=== Raw records ===
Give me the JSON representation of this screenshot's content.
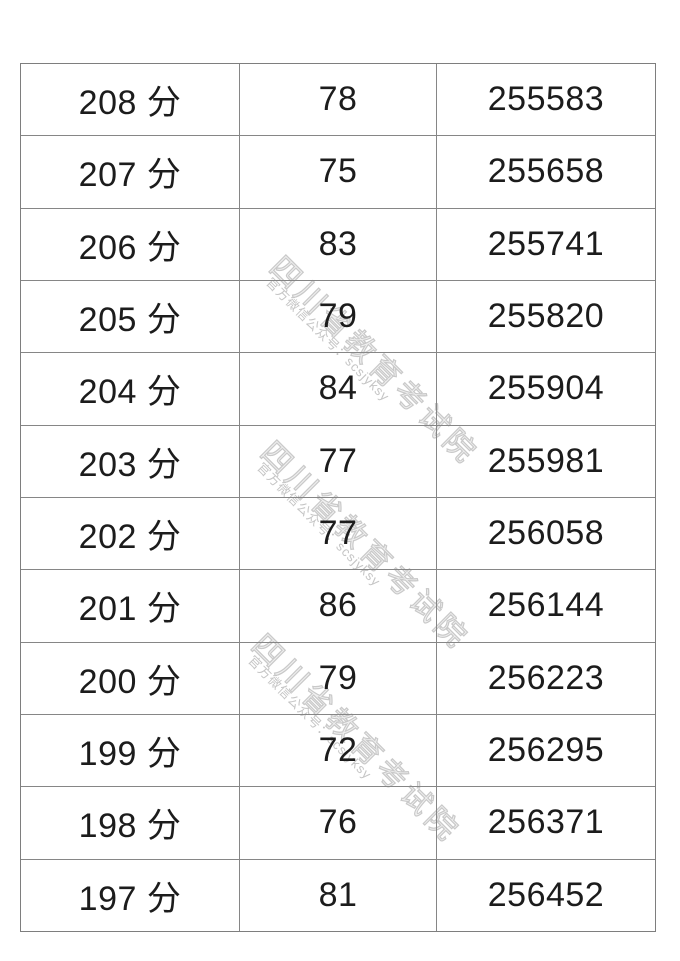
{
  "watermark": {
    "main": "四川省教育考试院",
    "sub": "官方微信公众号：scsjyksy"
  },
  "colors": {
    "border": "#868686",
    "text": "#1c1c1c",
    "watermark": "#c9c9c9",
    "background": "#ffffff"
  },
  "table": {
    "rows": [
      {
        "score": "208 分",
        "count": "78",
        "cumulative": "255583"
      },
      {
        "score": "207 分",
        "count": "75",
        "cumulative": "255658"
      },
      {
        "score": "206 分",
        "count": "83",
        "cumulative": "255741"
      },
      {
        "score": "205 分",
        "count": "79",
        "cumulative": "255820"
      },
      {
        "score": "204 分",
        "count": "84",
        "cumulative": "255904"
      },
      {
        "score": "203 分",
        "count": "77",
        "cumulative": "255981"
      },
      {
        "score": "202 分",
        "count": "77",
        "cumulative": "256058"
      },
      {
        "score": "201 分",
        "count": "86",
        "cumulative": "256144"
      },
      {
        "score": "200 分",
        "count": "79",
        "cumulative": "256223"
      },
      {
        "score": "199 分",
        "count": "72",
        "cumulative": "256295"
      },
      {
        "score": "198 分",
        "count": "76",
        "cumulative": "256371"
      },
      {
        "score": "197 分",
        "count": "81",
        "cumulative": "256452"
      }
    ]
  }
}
===
=== Raw records ===
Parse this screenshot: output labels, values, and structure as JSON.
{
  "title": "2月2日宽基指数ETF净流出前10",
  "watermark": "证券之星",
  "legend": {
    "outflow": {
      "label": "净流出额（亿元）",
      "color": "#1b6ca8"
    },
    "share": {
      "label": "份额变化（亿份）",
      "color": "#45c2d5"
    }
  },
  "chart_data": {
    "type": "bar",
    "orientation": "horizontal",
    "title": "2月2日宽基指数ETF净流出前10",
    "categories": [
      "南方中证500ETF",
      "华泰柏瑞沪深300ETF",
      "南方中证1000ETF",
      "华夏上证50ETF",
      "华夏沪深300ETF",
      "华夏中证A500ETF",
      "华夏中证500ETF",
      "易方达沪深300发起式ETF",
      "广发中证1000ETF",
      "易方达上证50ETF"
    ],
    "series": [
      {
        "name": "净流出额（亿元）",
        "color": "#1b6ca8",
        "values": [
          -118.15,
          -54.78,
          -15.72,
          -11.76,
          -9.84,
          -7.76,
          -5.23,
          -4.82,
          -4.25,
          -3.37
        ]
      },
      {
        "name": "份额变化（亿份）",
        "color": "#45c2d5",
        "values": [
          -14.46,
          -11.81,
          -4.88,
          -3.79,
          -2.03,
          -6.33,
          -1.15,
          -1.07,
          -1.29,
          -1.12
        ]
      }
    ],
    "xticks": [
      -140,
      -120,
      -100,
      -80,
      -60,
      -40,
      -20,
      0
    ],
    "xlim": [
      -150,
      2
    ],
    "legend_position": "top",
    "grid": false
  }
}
===
Which lines of the data above contain "watermark"? Copy each one.

  "watermark": {
    "watermark": "#c9c9c9",
  "watermark": "证券之星",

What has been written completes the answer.